#### [PASSAGE GIVEN]
• • • • •

US20060138469A1

US20060138469A1 - Semiconductor device and fabricating method thereof

Info

Publication number: US20060138469A1
Application number: US11/314,414
Authority: US
Inventors: Tae Lee
Original assignee: Dongbu Electronics Co Ltd
Current assignee: DB HiTek Co Ltd
Priority date: 2004-12-29
Filing date: 2005-12-22
Publication date: 2006-06-29
Also published as: KR100606905B1; KR20060075717A

Abstract

A semiconductor device and fabricating method thereof can prevent an electrical characteristic degradation of the semiconductor device when a boarderless type contact is formed. The device may include a transistor on a semiconductor substrate, an oxynitride layer on the semiconductor sustrate,an insulating interlayer on the oxynitride layer, a metal line on the insulating interlayer, contact perforating the insulating interlayer and the oxynitride layer to electrically connect the metal line to the transistor.

Description

This application claims the benefit of Korean Patent Application No. 10-2004-0114598, filed on Dec. 29, 2004, which is hereby incorporated by reference for all purposes as if fully set forth herein.

BACKGROUND OF THE INVENTION

1. Field of the Invention
The present invention relates to a semiconductor device, and more particularly, to a semiconductor device and fabricating method thereof. Although the present invention is suitable for a wide scope of applications, it is particularly suitable for preventing an electrical characteristic degradation of the semiconductor device when a boarderless type contact is formed.
2. Discussion of the Related Art
Generally, a contact in a semiconductor device enables a selective vertical interconnection between a metal line and a prescribed portion of the semiconductor device formed on a substrate.
For the selective vertical interconnection between the metal line and the prescribed area of the semiconductor device using the contact, a contact hole perforating an insulating interlayer is formed by photolithography. As the insulating interlayer becomes thicker, according to the high degree of semiconductor device integration, and as a width of a contact hole is finely decreased, it becomes more difficult to etch the insulating interlayer by photolithography. Also, an alignment margin is reduced and causes misalignment.
If misalignment is generated when performing photolithography on the insulating interlayer, defects are generated in the semiconductor device and degrade the reliability of the semiconductor.
To accurately connect a contact to a specific area of a semiconductor device, the area of the semiconductor device is typically formed so that it is greater than is required. The area of the semiconductor device that is greater than a substantial size is called a boarder of the contact.
Since the presence of a boarder of a semiconductor device decreases the level of integration that is feasible in a semiconductor device, many efforts have been made to form a boarderless type contact.
A portion of a boarderless type contact may be formed on a substrate to extend to a lateral side of a device isolation area, which separates semiconductor devices from each other electrically. However, if the boarderless type contact extends to the lateral side of the device isolation area, leakage current is generated and degrades electrical characteristics of the semiconductor device.

• • • • •

#### [TASK]
Set down the part of the patent text above word for word, starting with "Since the presence" and going on through "the semiconductor device.".

• • • • •

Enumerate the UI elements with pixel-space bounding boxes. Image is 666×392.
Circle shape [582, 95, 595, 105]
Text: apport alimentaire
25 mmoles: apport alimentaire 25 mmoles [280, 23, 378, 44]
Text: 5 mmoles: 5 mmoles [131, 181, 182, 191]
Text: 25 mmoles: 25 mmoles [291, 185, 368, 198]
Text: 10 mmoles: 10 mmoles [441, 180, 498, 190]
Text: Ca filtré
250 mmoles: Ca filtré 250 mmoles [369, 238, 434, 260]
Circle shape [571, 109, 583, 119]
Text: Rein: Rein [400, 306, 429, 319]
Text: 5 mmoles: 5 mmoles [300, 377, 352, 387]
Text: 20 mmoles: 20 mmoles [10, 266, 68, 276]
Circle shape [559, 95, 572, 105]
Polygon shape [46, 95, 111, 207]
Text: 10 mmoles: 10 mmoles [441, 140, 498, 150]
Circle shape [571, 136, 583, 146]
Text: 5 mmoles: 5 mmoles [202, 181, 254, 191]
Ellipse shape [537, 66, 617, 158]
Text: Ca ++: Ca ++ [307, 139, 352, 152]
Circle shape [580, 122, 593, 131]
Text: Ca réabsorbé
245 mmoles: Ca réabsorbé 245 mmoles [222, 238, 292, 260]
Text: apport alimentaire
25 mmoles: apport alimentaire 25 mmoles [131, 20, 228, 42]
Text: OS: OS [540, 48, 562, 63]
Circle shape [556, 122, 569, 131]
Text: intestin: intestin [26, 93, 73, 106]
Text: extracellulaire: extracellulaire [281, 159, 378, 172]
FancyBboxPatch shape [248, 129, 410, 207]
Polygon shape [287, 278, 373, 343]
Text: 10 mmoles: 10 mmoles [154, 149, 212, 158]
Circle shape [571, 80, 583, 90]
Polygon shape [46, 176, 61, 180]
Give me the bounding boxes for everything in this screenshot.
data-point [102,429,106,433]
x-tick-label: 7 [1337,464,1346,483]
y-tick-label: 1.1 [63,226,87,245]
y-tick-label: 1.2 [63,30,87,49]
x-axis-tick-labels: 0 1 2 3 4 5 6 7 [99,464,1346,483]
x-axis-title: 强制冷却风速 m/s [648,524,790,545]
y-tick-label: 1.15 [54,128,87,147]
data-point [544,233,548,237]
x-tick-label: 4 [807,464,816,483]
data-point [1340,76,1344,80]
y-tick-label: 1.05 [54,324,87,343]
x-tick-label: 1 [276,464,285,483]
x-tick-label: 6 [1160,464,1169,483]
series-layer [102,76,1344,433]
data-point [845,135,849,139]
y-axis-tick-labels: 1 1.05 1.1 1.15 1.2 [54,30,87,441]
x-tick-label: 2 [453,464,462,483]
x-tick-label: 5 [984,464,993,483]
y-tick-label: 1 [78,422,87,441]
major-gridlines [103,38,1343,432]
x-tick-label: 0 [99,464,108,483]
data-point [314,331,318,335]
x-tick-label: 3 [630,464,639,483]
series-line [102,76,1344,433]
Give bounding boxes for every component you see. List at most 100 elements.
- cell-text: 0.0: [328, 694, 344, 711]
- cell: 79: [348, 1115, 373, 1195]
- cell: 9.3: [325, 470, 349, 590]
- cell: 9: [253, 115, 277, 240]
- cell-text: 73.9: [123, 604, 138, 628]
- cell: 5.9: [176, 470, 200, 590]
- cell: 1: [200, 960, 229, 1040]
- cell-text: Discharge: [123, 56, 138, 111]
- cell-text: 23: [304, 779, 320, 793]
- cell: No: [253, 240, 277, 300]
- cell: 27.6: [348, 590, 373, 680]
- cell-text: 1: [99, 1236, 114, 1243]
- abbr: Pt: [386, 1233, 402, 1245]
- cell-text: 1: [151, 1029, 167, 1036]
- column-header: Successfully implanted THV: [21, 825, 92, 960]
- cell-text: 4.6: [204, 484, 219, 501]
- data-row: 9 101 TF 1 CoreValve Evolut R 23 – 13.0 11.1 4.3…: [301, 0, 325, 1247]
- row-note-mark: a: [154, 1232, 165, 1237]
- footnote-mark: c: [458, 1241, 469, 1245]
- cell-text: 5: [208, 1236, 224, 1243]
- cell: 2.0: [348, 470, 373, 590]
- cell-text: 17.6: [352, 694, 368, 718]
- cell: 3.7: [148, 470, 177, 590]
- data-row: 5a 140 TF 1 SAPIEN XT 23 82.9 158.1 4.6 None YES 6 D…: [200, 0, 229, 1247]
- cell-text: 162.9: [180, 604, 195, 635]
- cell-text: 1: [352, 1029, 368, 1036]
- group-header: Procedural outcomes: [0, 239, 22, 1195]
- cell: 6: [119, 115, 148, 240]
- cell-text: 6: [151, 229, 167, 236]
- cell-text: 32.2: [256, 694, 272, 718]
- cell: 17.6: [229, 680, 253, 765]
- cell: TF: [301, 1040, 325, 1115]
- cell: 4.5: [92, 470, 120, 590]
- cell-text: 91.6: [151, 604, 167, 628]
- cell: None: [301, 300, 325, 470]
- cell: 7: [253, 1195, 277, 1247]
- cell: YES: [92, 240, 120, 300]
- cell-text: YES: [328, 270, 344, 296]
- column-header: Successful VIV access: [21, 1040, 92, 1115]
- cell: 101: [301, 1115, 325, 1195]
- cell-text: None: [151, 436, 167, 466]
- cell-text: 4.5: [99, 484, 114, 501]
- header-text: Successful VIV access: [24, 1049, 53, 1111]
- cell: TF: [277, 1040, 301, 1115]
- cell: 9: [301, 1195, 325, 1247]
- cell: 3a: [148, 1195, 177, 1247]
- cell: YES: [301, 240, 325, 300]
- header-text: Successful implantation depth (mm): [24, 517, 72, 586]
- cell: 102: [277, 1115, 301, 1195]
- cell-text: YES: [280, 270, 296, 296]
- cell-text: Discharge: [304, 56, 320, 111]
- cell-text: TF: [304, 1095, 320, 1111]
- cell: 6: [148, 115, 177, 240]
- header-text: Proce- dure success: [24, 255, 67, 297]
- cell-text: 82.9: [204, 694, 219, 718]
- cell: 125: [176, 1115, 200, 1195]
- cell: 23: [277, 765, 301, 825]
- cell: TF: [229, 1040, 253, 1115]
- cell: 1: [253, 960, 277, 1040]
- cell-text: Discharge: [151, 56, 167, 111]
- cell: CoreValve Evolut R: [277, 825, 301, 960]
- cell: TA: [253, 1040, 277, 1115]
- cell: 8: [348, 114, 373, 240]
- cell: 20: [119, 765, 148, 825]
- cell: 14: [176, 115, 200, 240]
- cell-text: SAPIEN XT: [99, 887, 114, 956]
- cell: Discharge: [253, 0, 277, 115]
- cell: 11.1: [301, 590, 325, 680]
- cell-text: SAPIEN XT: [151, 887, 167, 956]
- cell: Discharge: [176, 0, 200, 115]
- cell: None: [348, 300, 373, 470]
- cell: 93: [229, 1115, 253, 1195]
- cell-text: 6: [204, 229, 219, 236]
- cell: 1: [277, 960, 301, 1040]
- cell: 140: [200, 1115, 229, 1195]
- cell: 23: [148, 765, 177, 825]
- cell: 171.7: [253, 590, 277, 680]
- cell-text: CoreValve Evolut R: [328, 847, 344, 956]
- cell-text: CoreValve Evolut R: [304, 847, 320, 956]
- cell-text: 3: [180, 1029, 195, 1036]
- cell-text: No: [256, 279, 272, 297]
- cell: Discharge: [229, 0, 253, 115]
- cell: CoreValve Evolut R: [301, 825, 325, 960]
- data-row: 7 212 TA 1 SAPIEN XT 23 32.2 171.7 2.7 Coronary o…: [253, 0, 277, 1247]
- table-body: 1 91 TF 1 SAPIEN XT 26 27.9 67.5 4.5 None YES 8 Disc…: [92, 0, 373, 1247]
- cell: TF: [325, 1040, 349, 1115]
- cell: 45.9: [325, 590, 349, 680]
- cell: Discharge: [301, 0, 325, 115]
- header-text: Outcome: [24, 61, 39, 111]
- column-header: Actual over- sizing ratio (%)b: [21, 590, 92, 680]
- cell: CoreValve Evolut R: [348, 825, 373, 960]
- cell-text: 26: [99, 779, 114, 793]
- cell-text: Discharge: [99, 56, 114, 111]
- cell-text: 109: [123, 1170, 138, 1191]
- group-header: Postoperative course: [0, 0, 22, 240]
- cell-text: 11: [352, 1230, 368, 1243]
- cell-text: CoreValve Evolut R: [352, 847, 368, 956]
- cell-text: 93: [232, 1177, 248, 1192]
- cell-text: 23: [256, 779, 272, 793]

• • • • •

#### [TASK ANSWER]
Since the presence of a boarder of a semiconductor device decreases the level of integration that is feasible in a semiconductor device, many efforts have been made to form a boarderless type contact.
A portion of a boarderless type contact may be formed on a substrate to extend to a lateral side of a device isolation area, which separates semiconductor devices from each other electrically. However, if the boarderless type contact extends to the lateral side of the device isolation area, leakage current is generated and degrades electrical characteristics of the semiconductor device.